# REQUIREMENT
Reply with the count of lines holding "kaoda", nothing more.

Entries from a dataset
(begin)

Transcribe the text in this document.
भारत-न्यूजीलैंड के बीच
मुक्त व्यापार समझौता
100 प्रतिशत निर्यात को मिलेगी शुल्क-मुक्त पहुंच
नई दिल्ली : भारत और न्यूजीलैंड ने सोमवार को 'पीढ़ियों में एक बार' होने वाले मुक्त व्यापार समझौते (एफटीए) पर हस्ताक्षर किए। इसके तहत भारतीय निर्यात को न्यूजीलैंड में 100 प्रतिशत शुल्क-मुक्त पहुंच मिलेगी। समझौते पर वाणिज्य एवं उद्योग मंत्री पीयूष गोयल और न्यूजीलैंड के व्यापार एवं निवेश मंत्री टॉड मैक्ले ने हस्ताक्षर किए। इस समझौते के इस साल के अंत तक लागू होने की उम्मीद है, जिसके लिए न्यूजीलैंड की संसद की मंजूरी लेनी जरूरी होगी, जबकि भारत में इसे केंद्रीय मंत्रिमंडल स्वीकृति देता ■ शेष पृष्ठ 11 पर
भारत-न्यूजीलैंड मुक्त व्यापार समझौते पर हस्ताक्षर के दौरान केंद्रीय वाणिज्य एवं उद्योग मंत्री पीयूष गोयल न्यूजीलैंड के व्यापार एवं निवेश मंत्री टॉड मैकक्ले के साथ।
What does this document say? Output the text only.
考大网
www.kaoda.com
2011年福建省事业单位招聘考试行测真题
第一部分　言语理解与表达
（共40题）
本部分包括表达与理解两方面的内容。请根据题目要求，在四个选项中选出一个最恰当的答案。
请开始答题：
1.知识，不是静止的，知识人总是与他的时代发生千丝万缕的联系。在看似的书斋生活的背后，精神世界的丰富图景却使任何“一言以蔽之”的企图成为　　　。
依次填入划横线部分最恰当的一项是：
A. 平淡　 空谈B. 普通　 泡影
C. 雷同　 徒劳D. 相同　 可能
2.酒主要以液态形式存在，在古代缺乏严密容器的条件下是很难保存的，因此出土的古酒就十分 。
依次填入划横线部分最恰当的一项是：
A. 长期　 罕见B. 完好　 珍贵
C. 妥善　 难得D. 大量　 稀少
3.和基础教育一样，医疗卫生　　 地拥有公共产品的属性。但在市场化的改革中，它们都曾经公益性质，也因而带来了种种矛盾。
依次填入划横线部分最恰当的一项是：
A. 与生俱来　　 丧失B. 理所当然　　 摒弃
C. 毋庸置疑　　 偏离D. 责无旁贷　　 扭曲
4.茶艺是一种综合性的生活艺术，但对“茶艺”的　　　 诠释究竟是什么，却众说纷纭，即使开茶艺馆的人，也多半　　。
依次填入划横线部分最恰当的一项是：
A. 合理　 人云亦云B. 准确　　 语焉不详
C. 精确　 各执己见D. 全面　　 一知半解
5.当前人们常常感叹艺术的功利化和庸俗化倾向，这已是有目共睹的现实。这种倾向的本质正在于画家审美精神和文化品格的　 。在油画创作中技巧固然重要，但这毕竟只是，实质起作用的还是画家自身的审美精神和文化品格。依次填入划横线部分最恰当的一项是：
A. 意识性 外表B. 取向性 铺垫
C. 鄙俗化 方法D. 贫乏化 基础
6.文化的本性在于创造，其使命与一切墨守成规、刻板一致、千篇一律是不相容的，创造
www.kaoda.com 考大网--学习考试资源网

(end)

# EXPECTED ANSWER
2